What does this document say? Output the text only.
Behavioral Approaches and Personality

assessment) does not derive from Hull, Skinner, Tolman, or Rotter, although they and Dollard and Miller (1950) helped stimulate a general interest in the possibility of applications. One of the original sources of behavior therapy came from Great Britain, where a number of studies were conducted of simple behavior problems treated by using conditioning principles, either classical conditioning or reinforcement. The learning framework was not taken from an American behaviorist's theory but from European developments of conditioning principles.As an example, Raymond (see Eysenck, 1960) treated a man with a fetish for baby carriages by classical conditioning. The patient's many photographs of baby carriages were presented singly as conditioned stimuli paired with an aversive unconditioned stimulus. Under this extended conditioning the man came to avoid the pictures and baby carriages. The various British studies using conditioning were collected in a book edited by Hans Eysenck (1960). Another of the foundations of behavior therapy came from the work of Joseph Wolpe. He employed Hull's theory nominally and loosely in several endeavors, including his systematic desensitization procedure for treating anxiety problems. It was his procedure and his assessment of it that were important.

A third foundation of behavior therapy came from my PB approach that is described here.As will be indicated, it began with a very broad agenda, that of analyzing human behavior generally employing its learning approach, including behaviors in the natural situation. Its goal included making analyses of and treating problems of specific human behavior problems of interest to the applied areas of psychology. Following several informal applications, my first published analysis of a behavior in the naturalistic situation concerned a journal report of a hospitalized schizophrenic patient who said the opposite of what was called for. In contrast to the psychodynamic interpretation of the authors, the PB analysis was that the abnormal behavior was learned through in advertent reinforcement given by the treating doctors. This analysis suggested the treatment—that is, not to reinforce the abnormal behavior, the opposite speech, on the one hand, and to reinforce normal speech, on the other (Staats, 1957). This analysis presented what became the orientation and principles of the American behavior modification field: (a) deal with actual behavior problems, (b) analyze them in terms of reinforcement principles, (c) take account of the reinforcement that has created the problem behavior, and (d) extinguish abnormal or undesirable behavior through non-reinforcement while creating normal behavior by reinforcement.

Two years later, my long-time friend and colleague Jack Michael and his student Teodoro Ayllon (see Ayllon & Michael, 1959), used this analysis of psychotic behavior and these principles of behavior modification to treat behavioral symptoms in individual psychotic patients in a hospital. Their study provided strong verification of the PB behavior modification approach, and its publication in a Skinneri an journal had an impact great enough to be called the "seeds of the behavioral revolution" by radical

▶ [Work task] An exact copy of the material above is needed.

▶ [Expected output]
What does this document say? Output the text only.
Behavioral Approaches and Personality

assessment) does not derive from Hull, Skinner, Tolman, or Rotter, although they and Dollard and Miller (1950) helped stimulate a general interest in the possibility of applications. One of the original sources of behavior therapy came from Great Britain, where a number of studies were conducted of simple behavior problems treated by using conditioning principles, either classical conditioning or reinforcement. The learning framework was not taken from an American behaviorist's theory but from European developments of conditioning principles.As an example, Raymond (see Eysenck, 1960) treated a man with a fetish for baby carriages by classical conditioning. The patient's many photographs of baby carriages were presented singly as conditioned stimuli paired with an aversive unconditioned stimulus. Under this extended conditioning the man came to avoid the pictures and baby carriages. The various British studies using conditioning were collected in a book edited by Hans Eysenck (1960). Another of the foundations of behavior therapy came from the work of Joseph Wolpe. He employed Hull's theory nominally and loosely in several endeavors, including his systematic desensitization procedure for treating anxiety problems. It was his procedure and his assessment of it that were important.

A third foundation of behavior therapy came from my PB approach that is described here.As will be indicated, it began with a very broad agenda, that of analyzing human behavior generally employing its learning approach, including behaviors in the natural situation. Its goal included making analyses of and treating problems of specific human behavior problems of interest to the applied areas of psychology. Following several informal applications, my first published analysis of a behavior in the naturalistic situation concerned a journal report of a hospitalized schizophrenic patient who said the opposite of what was called for. In contrast to the psychodynamic interpretation of the authors, the PB analysis was that the abnormal behavior was learned through in advertent reinforcement given by the treating doctors. This analysis suggested the treatment—that is, not to reinforce the abnormal behavior, the opposite speech, on the one hand, and to reinforce normal speech, on the other (Staats, 1957). This analysis presented what became the orientation and principles of the American behavior modification field: (a) deal with actual behavior problems, (b) analyze them in terms of reinforcement principles, (c) take account of the reinforcement that has created the problem behavior, and (d) extinguish abnormal or undesirable behavior through non-reinforcement while creating normal behavior by reinforcement.

Two years later, my long-time friend and colleague Jack Michael and his student Teodoro Ayllon (see Ayllon & Michael, 1959), used this analysis of psychotic behavior and these principles of behavior modification to treat behavioral symptoms in individual psychotic patients in a hospital. Their study provided strong verification of the PB behavior modification approach, and its publication in a Skinneri an journal had an impact great enough to be called the "seeds of the behavioral revolution" by radical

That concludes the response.